__Task brief__
Answer these questions from the sports betting text below:
1. What was the final score of Super Bowl LIII?
2. How much money did the AGA predict fans would wager on the game?
3. How many states have legal sports betting, according to the text?

Starting at the end of the week for a change, Super Bowl LIII turned out to be the lowest scoring Super Bowl ever. The Patriots inhumanely executed the Rams 13-3. Early reports suggest that viewing figures were particularly low.

This isn’t how it was supposed to be. After state-legal sports betting was introduced, the American Gaming Association (AGA) forecast higher viewer figures. The thesis is that sports betting increases fan engagement, which should mean more people watching the game.

The AGA predicted that sports fans would wager $6 billion on the game. Most of that money will have gone to offshore books rather than to legal US sports betting sites.

Let’s hope this is an early anomaly, and that 2019 will see greater viewing figures, more fan engagement and a lot of that money staying onshore in the USA.

For good news we need to go back earlier in the week, where is a flood of great sports betting stories.

New sportsbooks in New Jersey

New Jersey picked up three new sportsbooks in time for the Super Bowl.

  • The Resorts Casino added a sportsbook to its ResortsCasino.com site.
  • The Hard Rock Atlantic City launched its online sportsbook at HardRockCasino.com. Notably the Hard Rock doesn’t yet have its live sports betting up yet.
  • Under the umbrella license of the Golden Nugget, BetAmericaSport launched online and immediately took a bet on the Super Bowl.

More states get sports betting bills

There are now 8 states with legal sports betting, and three more with a pending launch.  There are now 25 states with sports betting bills at some stage of the legislative process. Movement looks to be accelerating.

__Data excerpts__
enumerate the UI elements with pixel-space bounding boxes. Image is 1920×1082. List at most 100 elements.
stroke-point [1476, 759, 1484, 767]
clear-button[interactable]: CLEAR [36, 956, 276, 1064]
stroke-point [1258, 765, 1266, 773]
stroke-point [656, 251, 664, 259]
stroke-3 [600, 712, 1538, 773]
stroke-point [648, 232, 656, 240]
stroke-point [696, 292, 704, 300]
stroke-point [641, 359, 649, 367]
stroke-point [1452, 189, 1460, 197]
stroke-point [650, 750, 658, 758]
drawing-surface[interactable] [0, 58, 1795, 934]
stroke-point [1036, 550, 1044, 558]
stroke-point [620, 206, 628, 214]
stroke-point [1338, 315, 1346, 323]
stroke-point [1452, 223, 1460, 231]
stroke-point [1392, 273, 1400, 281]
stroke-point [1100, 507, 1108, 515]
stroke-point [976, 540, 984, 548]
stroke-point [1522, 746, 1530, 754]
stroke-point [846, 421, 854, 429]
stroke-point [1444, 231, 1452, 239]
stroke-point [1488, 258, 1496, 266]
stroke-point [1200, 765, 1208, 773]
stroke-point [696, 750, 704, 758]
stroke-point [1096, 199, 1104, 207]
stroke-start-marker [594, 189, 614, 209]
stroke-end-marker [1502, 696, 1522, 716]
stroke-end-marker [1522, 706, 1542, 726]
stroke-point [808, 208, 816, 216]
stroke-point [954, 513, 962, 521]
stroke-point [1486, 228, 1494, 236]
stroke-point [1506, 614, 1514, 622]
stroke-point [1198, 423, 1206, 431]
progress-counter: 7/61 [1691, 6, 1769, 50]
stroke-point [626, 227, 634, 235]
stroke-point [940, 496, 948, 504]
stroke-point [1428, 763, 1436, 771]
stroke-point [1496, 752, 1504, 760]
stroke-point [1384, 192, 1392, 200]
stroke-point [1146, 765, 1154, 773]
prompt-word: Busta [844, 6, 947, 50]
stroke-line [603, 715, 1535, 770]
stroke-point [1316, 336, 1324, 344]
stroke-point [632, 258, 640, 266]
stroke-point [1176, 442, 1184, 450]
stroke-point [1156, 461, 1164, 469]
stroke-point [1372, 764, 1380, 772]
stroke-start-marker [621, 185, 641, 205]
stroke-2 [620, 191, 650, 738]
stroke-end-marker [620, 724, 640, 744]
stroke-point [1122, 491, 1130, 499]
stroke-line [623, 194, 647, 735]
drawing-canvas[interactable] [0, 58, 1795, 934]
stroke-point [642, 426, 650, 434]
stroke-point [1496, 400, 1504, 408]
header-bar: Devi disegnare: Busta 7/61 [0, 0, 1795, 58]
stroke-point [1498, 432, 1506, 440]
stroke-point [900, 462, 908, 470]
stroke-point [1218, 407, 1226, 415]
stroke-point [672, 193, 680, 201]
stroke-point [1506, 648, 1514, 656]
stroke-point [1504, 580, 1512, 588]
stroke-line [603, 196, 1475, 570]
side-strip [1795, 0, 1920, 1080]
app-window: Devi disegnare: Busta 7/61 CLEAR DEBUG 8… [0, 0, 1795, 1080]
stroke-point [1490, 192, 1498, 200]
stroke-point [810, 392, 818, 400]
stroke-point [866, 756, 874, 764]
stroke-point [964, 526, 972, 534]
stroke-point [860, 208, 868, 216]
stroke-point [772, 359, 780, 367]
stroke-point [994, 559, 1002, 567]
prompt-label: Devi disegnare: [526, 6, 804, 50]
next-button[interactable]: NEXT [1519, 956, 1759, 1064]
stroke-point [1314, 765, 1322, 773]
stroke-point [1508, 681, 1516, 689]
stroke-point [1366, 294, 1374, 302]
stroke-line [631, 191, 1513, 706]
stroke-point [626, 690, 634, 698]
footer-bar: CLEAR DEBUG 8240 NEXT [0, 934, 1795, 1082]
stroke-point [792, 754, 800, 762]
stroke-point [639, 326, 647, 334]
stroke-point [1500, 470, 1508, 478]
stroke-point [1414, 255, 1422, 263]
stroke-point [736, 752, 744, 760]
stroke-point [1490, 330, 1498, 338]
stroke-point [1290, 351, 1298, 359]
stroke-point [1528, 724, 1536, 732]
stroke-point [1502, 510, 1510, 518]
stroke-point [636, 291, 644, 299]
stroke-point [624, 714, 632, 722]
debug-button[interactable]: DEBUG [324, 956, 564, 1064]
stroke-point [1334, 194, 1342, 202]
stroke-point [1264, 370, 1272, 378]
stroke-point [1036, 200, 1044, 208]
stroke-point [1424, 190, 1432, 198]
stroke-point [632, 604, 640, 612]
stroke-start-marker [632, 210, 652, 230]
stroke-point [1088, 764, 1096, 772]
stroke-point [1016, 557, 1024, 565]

__Response to this exercise__
1. The Patriots beat the Rams 13-3.
2. $6 billion.
3. 8 states.